[Dataset items]
-- -- --
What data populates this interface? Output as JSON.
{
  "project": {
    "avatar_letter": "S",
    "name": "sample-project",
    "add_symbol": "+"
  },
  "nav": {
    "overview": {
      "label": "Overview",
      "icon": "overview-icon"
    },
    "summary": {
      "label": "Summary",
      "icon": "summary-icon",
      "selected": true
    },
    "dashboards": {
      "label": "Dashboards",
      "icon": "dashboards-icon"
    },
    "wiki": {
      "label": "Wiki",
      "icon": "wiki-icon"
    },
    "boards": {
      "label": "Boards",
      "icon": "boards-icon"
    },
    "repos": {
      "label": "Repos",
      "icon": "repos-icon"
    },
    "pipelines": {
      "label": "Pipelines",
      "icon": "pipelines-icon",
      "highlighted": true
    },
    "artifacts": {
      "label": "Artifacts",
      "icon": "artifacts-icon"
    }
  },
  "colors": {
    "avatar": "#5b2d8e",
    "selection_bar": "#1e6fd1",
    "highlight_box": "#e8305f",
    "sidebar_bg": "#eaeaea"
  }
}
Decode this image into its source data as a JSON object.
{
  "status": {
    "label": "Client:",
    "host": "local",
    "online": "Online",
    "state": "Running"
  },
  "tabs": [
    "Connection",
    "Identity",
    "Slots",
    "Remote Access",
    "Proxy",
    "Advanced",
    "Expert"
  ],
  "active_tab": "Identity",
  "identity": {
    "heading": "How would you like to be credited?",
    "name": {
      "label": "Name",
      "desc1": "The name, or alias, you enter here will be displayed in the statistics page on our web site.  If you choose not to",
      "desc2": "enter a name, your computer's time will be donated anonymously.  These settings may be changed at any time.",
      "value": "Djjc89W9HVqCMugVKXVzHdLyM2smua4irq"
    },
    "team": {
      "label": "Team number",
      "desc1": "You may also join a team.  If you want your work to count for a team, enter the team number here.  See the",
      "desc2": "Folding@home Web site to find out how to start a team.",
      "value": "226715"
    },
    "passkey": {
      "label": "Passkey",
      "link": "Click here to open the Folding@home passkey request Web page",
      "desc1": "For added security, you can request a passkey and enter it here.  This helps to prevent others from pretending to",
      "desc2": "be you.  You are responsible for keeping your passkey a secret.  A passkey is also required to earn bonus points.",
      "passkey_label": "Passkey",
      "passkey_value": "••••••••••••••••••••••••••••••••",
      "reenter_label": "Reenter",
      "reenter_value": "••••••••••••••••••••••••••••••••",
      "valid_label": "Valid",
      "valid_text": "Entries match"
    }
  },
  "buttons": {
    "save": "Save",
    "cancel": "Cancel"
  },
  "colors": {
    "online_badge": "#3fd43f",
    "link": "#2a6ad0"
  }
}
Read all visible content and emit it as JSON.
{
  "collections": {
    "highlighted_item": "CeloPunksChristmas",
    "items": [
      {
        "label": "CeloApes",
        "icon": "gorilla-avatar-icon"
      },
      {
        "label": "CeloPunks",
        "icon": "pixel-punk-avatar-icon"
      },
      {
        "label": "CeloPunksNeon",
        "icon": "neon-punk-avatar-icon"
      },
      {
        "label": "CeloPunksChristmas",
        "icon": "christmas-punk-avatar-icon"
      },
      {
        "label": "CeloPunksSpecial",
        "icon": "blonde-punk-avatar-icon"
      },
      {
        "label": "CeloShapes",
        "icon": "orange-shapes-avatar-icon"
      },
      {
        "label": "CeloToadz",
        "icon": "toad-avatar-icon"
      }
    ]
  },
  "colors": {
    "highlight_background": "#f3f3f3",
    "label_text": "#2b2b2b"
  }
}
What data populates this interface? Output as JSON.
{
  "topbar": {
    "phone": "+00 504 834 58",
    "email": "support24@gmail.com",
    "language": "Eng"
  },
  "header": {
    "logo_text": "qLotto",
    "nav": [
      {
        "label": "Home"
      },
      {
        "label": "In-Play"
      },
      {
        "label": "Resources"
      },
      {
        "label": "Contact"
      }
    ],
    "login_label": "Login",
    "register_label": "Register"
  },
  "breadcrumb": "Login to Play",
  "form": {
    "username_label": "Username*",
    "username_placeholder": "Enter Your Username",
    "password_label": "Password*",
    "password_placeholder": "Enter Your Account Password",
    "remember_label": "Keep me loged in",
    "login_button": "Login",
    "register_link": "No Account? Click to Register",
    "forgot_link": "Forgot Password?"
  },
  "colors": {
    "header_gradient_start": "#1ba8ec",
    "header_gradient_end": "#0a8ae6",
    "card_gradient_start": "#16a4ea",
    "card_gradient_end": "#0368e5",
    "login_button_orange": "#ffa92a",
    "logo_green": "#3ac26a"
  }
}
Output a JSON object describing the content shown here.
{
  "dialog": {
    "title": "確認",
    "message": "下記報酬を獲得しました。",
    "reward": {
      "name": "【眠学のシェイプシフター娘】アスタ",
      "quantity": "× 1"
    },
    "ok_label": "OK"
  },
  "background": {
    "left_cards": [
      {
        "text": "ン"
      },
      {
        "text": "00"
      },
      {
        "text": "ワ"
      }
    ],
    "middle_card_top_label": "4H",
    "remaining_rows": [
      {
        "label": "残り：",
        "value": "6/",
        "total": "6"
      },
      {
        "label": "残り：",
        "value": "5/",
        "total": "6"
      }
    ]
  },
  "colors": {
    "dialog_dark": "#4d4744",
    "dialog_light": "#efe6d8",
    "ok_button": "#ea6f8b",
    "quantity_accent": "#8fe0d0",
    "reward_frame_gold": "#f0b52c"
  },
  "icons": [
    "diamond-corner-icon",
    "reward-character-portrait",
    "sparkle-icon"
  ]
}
-- -- --
» **Given request**: Go through the listing and print each line exactly as it appears.

» **Task result**:
What data populates this interface? Output as JSON.
{
  "project": {
    "avatar_letter": "S",
    "name": "sample-project",
    "add_symbol": "+"
  },
  "nav": {
    "overview": {
      "label": "Overview",
      "icon": "overview-icon"
    },
    "summary": {
      "label": "Summary",
      "icon": "summary-icon",
      "selected": true
    },
    "dashboards": {
      "label": "Dashboards",
      "icon": "dashboards-icon"
    },
    "wiki": {
      "label": "Wiki",
      "icon": "wiki-icon"
    },
    "boards": {
      "label": "Boards",
      "icon": "boards-icon"
    },
    "repos": {
      "label": "Repos",
      "icon": "repos-icon"
    },
    "pipelines": {
      "label": "Pipelines",
      "icon": "pipelines-icon",
      "highlighted": true
    },
    "artifacts": {
      "label": "Artifacts",
      "icon": "artifacts-icon"
    }
  },
  "colors": {
    "avatar": "#5b2d8e",
    "selection_bar": "#1e6fd1",
    "highlight_box": "#e8305f",
    "sidebar_bg": "#eaeaea"
  }
}
Decode this image into its source data as a JSON object.
{
  "status": {
    "label": "Client:",
    "host": "local",
    "online": "Online",
    "state": "Running"
  },
  "tabs": [
    "Connection",
    "Identity",
    "Slots",
    "Remote Access",
    "Proxy",
    "Advanced",
    "Expert"
  ],
  "active_tab": "Identity",
  "identity": {
    "heading": "How would you like to be credited?",
    "name": {
      "label": "Name",
      "desc1": "The name, or alias, you enter here will be displayed in the statistics page on our web site.  If you choose not to",
      "desc2": "enter a name, your computer's time will be donated anonymously.  These settings may be changed at any time.",
      "value": "Djjc89W9HVqCMugVKXVzHdLyM2smua4irq"
    },
    "team": {
      "label": "Team number",
      "desc1": "You may also join a team.  If you want your work to count for a team, enter the team number here.  See the",
      "desc2": "Folding@home Web site to find out how to start a team.",
      "value": "226715"
    },
    "passkey": {
      "label": "Passkey",
      "link": "Click here to open the Folding@home passkey request Web page",
      "desc1": "For added security, you can request a passkey and enter it here.  This helps to prevent others from pretending to",
      "desc2": "be you.  You are responsible for keeping your passkey a secret.  A passkey is also required to earn bonus points.",
      "passkey_label": "Passkey",
      "passkey_value": "••••••••••••••••••••••••••••••••",
      "reenter_label": "Reenter",
      "reenter_value": "••••••••••••••••••••••••••••••••",
      "valid_label": "Valid",
      "valid_text": "Entries match"
    }
  },
  "buttons": {
    "save": "Save",
    "cancel": "Cancel"
  },
  "colors": {
    "online_badge": "#3fd43f",
    "link": "#2a6ad0"
  }
}
Read all visible content and emit it as JSON.
{
  "collections": {
    "highlighted_item": "CeloPunksChristmas",
    "items": [
      {
        "label": "CeloApes",
        "icon": "gorilla-avatar-icon"
      },
      {
        "label": "CeloPunks",
        "icon": "pixel-punk-avatar-icon"
      },
      {
        "label": "CeloPunksNeon",
        "icon": "neon-punk-avatar-icon"
      },
      {
        "label": "CeloPunksChristmas",
        "icon": "christmas-punk-avatar-icon"
      },
      {
        "label": "CeloPunksSpecial",
        "icon": "blonde-punk-avatar-icon"
      },
      {
        "label": "CeloShapes",
        "icon": "orange-shapes-avatar-icon"
      },
      {
        "label": "CeloToadz",
        "icon": "toad-avatar-icon"
      }
    ]
  },
  "colors": {
    "highlight_background": "#f3f3f3",
    "label_text": "#2b2b2b"
  }
}
What data populates this interface? Output as JSON.
{
  "topbar": {
    "phone": "+00 504 834 58",
    "email": "support24@gmail.com",
    "language": "Eng"
  },
  "header": {
    "logo_text": "qLotto",
    "nav": [
      {
        "label": "Home"
      },
      {
        "label": "In-Play"
      },
      {
        "label": "Resources"
      },
      {
        "label": "Contact"
      }
    ],
    "login_label": "Login",
    "register_label": "Register"
  },
  "breadcrumb": "Login to Play",
  "form": {
    "username_label": "Username*",
    "username_placeholder": "Enter Your Username",
    "password_label": "Password*",
    "password_placeholder": "Enter Your Account Password",
    "remember_label": "Keep me loged in",
    "login_button": "Login",
    "register_link": "No Account? Click to Register",
    "forgot_link": "Forgot Password?"
  },
  "colors": {
    "header_gradient_start": "#1ba8ec",
    "header_gradient_end": "#0a8ae6",
    "card_gradient_start": "#16a4ea",
    "card_gradient_end": "#0368e5",
    "login_button_orange": "#ffa92a",
    "logo_green": "#3ac26a"
  }
}
Output a JSON object describing the content shown here.
{
  "dialog": {
    "title": "確認",
    "message": "下記報酬を獲得しました。",
    "reward": {
      "name": "【眠学のシェイプシフター娘】アスタ",
      "quantity": "× 1"
    },
    "ok_label": "OK"
  },
  "background": {
    "left_cards": [
      {
        "text": "ン"
      },
      {
        "text": "00"
      },
      {
        "text": "ワ"
      }
    ],
    "middle_card_top_label": "4H",
    "remaining_rows": [
      {
        "label": "残り：",
        "value": "6/",
        "total": "6"
      },
      {
        "label": "残り：",
        "value": "5/",
        "total": "6"
      }
    ]
  },
  "colors": {
    "dialog_dark": "#4d4744",
    "dialog_light": "#efe6d8",
    "ok_button": "#ea6f8b",
    "quantity_accent": "#8fe0d0",
    "reward_frame_gold": "#f0b52c"
  },
  "icons": [
    "diamond-corner-icon",
    "reward-character-portrait",
    "sparkle-icon"
  ]
}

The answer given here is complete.